> **Dataset excerpts**:

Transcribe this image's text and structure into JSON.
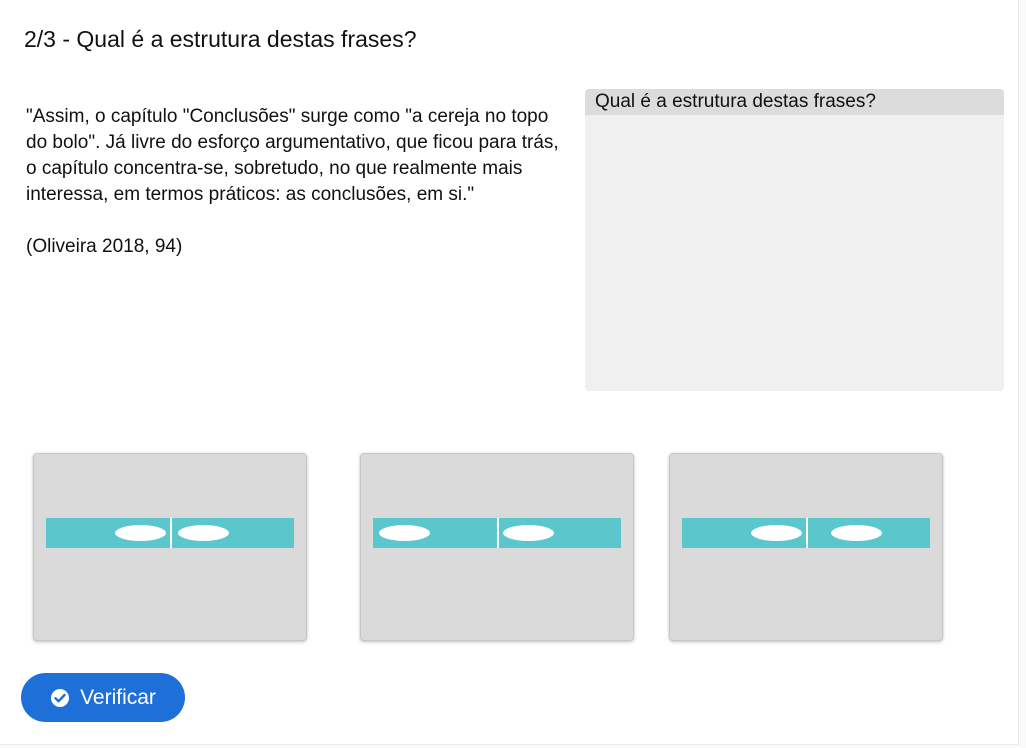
{
  "header": {
    "title": "2/3 - Qual é a estrutura destas frases?"
  },
  "quote": {
    "text": "\"Assim, o capítulo \"Conclusões\" surge como \"a cereja no topo do bolo\". Já livre do esforço argumentativo, que ficou para trás, o capítulo concentra-se, sobretudo, no que realmente mais interessa, em termos práticos: as conclusões, em si.\"",
    "citation": "(Oliveira 2018, 94)"
  },
  "dropzone": {
    "label": "Qual é a estrutura destas frases?"
  },
  "cards": [
    {
      "name": "option-card-1"
    },
    {
      "name": "option-card-2"
    },
    {
      "name": "option-card-3"
    }
  ],
  "verify_button": {
    "label": "Verificar",
    "icon": "check-circle-icon"
  },
  "colors": {
    "accent": "#1f6fd9",
    "bar": "#5bc6cc",
    "card": "#dadada",
    "dropzone": "#f0f0f0"
  }
}
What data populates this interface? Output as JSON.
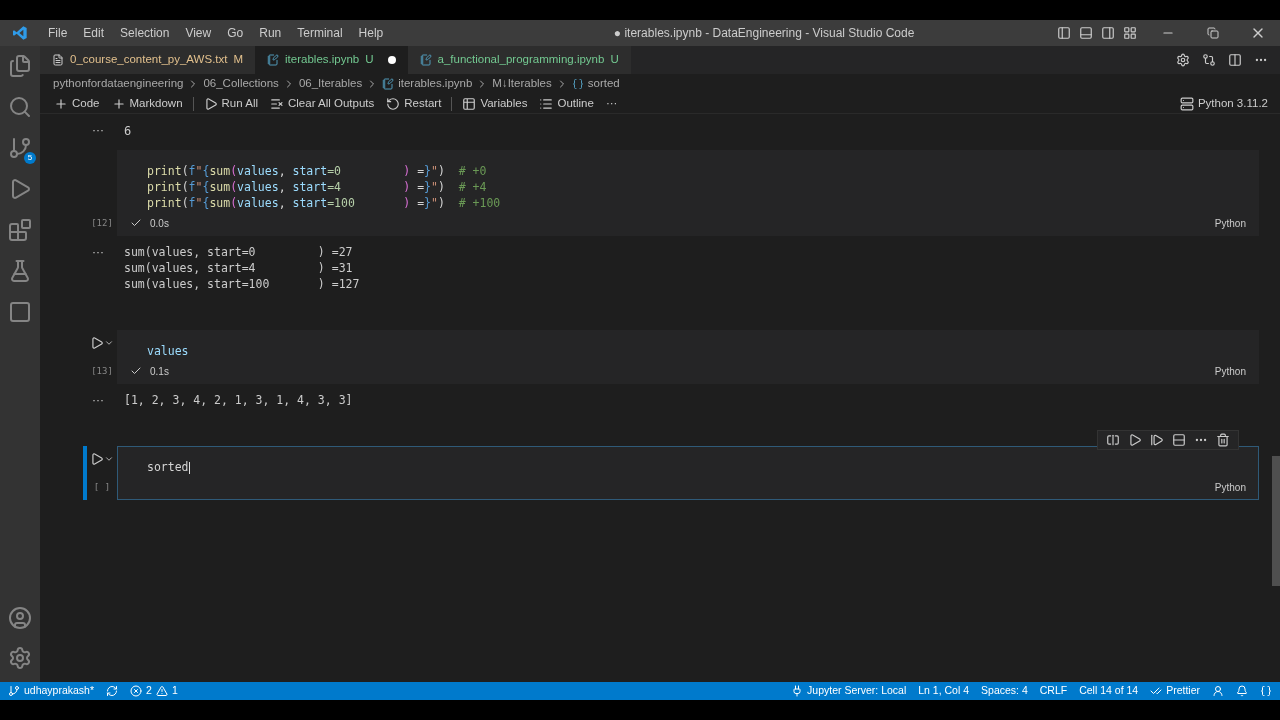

> **Work to be completed**:
From the entries above, copy every line containing the word "destas".

> **Reply to the task**:
    "title": "2/3 - Qual é a estrutura destas frases?"
    "label": "Qual é a estrutura destas frases?"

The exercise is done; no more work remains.